Top of Excerpt provided

Court Opinion

ID: 9858550
Source: CourtListenerOpinion
Date Created: 2023-09-24 16:27:47.579892+00
Date Added: 2024-06-11T09:54:45.360481
License: Public Domain

STUART, Justice
(dissenting).
I agree this case is controlled by Chris-chilles v. Griswold, Iowa, ISO N.W.2d 94, 101, but take issue with the majority here for the reasons expressed in the dissent.
The majority’s position is based on the premise that defendant’s consent to jurisdiction must be implied from some negligent act on his part and that jurisdiction cannot be obtained under a statute enacted after the negligent acts had occurred. This would have been true when the Supreme Court of the United States held the fiction of consent necessary to confer jurisdiction. In McGee v. International Life Ins. Co., 335 U.S. 220, 224, 78 S.Ct. 199, 201-202, 2 L.Ed.2d 223, the U. S. Supreme Court abandoned the contract theory. Consent may be raised by statutory enactment and need not be implied in fact to make it constitutionally acceptable.

Bottom of Excerpt provided
Top of Dataset

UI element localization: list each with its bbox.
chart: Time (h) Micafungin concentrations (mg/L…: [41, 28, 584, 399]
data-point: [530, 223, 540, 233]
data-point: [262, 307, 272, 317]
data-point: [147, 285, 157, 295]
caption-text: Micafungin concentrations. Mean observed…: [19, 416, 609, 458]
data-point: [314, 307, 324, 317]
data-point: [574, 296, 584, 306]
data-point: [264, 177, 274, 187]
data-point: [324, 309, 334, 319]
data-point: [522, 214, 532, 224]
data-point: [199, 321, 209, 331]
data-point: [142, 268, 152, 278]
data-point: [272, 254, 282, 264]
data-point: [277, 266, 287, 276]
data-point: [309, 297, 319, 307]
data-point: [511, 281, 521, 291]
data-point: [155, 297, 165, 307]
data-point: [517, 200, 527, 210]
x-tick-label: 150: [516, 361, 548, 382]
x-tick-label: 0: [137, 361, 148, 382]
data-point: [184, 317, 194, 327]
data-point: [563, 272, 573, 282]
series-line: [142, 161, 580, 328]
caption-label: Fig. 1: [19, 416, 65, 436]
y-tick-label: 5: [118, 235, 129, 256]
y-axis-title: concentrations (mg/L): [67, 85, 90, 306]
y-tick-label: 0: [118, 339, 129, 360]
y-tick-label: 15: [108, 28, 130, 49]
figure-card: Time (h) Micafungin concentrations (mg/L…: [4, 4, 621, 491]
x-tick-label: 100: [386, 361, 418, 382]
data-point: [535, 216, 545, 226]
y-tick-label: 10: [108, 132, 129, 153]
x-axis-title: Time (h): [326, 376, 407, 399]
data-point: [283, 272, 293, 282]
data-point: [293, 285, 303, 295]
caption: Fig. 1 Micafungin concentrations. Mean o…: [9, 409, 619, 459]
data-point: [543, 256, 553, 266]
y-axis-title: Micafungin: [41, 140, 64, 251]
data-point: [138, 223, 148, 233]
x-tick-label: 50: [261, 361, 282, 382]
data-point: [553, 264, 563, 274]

Bottom of Dataset

Exercise instructions
According to the dissenting opinion, in which case did the U.S. Supreme Court abandon the contract theory? The listing plays no part in this exercise.

Result for this task
McGee v. International Life Ins. Co.